> DIRECTION
Drop the pictures; give again exactly the lines from the one holding "Give me the" through the end of the data.
______________________________
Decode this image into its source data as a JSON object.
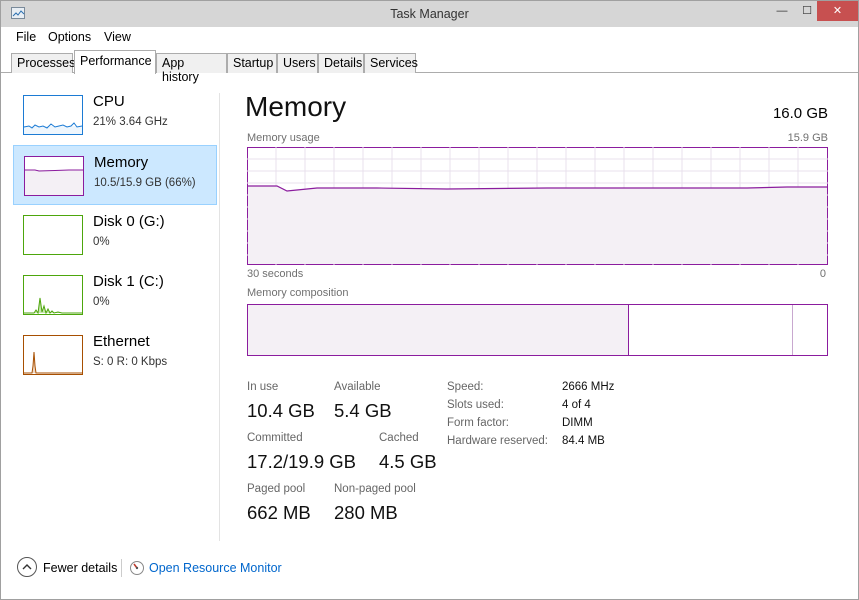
{
  "window": {
    "title": "Task Manager"
  },
  "title_buttons": {
    "minimize": "—",
    "maximize": "☐",
    "close": "✕"
  },
  "menu": [
    {
      "label": "File"
    },
    {
      "label": "Options"
    },
    {
      "label": "View"
    }
  ],
  "tabs": [
    {
      "label": "Processes"
    },
    {
      "label": "Performance"
    },
    {
      "label": "App history"
    },
    {
      "label": "Startup"
    },
    {
      "label": "Users"
    },
    {
      "label": "Details"
    },
    {
      "label": "Services"
    }
  ],
  "active_tab": "Performance",
  "sidebar": {
    "items": [
      {
        "name": "CPU",
        "detail": "21%  3.64 GHz",
        "color": "#1c7bd4",
        "selected": false
      },
      {
        "name": "Memory",
        "detail": "10.5/15.9 GB (66%)",
        "color": "#8b1c9e",
        "selected": true
      },
      {
        "name": "Disk 0 (G:)",
        "detail": "0%",
        "color": "#4da60c",
        "selected": false
      },
      {
        "name": "Disk 1 (C:)",
        "detail": "0%",
        "color": "#4da60c",
        "selected": false
      },
      {
        "name": "Ethernet",
        "detail": "S: 0  R: 0 Kbps",
        "color": "#a74f01",
        "selected": false
      }
    ]
  },
  "main": {
    "title": "Memory",
    "total": "16.0 GB",
    "usage_label": "Memory usage",
    "usage_max": "15.9 GB",
    "x_left": "30 seconds",
    "x_right": "0",
    "composition_label": "Memory composition",
    "composition": {
      "in_use_fraction": 0.658,
      "standby_fraction": 0.94
    },
    "accent": "#8b1c9e",
    "usage_fraction": 0.66,
    "stats": {
      "in_use_label": "In use",
      "in_use_value": "10.4 GB",
      "available_label": "Available",
      "available_value": "5.4 GB",
      "committed_label": "Committed",
      "committed_value": "17.2/19.9 GB",
      "cached_label": "Cached",
      "cached_value": "4.5 GB",
      "paged_label": "Paged pool",
      "paged_value": "662 MB",
      "nonpaged_label": "Non-paged pool",
      "nonpaged_value": "280 MB"
    },
    "specs": [
      {
        "key": "Speed:",
        "value": "2666 MHz"
      },
      {
        "key": "Slots used:",
        "value": "4 of 4"
      },
      {
        "key": "Form factor:",
        "value": "DIMM"
      },
      {
        "key": "Hardware reserved:",
        "value": "84.4 MB"
      }
    ]
  },
  "footer": {
    "fewer_details": "Fewer details",
    "open_monitor": "Open Resource Monitor"
  },
  "icons": {
    "app": "task-manager-icon",
    "fewer": "chevron-up-icon",
    "monitor": "resource-monitor-icon"
  }
}
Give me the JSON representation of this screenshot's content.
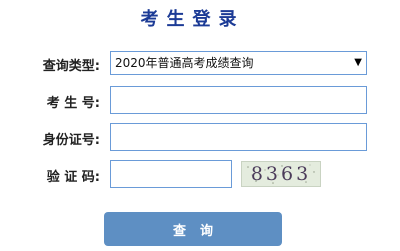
{
  "header": {
    "title": "考生登录"
  },
  "form": {
    "query_type_label": "查询类型:",
    "query_type_value": "2020年普通高考成绩查询",
    "exam_number_label": "考 生 号:",
    "exam_number_value": "",
    "id_number_label": "身份证号:",
    "id_number_value": "",
    "captcha_label": "验 证 码:",
    "captcha_value": "",
    "captcha_text": "8363",
    "submit_label": "查询"
  },
  "icons": {
    "select_arrow": "triangle-down-icon"
  },
  "colors": {
    "title": "#1c3b96",
    "input_border": "#6a9bd8",
    "button": "#5e8fc3",
    "captcha_bg": "#e4ecde"
  }
}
______________________________
> RESPONSE TO THE TASK
Give me the JSON representation of this screenshot's content.
{
  "header": {
    "title": "考生登录"
  },
  "form": {
    "query_type_label": "查询类型:",
    "query_type_value": "2020年普通高考成绩查询",
    "exam_number_label": "考 生 号:",
    "exam_number_value": "",
    "id_number_label": "身份证号:",
    "id_number_value": "",
    "captcha_label": "验 证 码:",
    "captcha_value": "",
    "captcha_text": "8363",
    "submit_label": "查询"
  },
  "icons": {
    "select_arrow": "triangle-down-icon"
  },
  "colors": {
    "title": "#1c3b96",
    "input_border": "#6a9bd8",
    "button": "#5e8fc3",
    "captcha_bg": "#e4ecde"
  }
}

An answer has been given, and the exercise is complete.